Task brief = State how many lines in the records hold the word "JSON", giving the number and no other text.

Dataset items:
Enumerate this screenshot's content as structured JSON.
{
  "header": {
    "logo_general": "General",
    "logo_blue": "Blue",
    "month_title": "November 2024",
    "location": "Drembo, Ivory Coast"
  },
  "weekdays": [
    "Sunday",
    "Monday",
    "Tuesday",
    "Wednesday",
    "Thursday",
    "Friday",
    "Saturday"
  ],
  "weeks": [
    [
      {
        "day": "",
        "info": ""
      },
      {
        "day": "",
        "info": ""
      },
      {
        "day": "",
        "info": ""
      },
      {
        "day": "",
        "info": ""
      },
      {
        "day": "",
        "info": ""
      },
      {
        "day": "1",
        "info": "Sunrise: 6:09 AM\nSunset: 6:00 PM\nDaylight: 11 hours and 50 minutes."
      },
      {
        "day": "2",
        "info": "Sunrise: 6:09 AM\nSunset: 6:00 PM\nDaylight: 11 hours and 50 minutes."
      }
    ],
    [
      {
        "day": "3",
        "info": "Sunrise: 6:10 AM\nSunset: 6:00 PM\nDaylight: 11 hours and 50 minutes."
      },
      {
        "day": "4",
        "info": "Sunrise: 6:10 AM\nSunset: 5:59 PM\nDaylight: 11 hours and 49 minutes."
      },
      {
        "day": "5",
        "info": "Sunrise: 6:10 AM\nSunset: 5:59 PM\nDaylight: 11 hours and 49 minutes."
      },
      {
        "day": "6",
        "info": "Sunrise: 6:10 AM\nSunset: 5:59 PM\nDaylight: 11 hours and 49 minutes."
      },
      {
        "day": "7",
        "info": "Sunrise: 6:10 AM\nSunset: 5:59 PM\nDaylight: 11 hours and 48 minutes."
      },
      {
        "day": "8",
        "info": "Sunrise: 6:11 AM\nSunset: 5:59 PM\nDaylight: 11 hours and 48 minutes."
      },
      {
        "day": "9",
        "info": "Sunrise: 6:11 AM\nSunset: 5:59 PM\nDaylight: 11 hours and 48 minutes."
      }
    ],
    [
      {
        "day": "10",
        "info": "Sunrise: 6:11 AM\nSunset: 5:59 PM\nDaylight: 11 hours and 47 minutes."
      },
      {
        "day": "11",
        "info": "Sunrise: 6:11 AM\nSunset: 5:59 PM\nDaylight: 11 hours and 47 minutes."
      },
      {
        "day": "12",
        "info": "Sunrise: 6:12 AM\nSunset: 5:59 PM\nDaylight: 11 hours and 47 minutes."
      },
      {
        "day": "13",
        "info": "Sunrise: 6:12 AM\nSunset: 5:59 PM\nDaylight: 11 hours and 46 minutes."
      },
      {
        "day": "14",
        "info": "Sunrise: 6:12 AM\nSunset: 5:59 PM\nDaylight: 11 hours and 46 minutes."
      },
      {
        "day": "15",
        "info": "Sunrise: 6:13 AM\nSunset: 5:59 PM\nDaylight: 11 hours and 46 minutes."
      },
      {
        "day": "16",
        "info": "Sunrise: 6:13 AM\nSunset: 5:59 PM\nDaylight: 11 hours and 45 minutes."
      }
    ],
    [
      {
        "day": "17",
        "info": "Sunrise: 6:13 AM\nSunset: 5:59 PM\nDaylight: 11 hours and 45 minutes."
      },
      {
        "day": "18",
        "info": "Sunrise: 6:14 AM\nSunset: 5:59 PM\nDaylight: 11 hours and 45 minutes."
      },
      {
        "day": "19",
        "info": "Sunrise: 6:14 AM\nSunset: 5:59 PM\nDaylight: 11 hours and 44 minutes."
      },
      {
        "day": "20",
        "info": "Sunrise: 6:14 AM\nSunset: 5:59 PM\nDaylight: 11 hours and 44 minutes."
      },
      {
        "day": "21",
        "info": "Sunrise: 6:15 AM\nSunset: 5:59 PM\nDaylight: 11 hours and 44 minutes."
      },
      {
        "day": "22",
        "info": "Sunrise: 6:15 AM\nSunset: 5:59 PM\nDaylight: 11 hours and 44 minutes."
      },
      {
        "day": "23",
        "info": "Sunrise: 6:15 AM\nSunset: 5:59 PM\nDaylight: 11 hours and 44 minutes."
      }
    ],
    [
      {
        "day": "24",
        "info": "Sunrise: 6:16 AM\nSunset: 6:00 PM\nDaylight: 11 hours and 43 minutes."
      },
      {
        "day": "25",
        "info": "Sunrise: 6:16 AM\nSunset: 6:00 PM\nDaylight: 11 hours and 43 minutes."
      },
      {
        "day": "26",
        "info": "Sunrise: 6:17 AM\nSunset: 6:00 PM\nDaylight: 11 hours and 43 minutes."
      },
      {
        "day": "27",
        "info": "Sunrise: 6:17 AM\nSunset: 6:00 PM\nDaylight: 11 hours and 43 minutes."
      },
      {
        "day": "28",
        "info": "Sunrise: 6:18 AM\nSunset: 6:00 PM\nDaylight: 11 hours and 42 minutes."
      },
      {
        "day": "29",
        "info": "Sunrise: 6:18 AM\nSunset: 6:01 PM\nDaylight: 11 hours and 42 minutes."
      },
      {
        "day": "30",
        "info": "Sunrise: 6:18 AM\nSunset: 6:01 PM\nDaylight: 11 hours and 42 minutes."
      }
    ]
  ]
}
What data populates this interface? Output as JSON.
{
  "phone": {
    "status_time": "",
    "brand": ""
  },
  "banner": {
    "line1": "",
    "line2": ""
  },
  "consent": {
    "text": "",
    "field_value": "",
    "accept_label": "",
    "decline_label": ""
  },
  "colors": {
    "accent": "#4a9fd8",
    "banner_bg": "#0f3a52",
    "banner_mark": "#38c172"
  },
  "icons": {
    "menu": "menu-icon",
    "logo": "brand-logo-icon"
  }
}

Result for this exercise = 2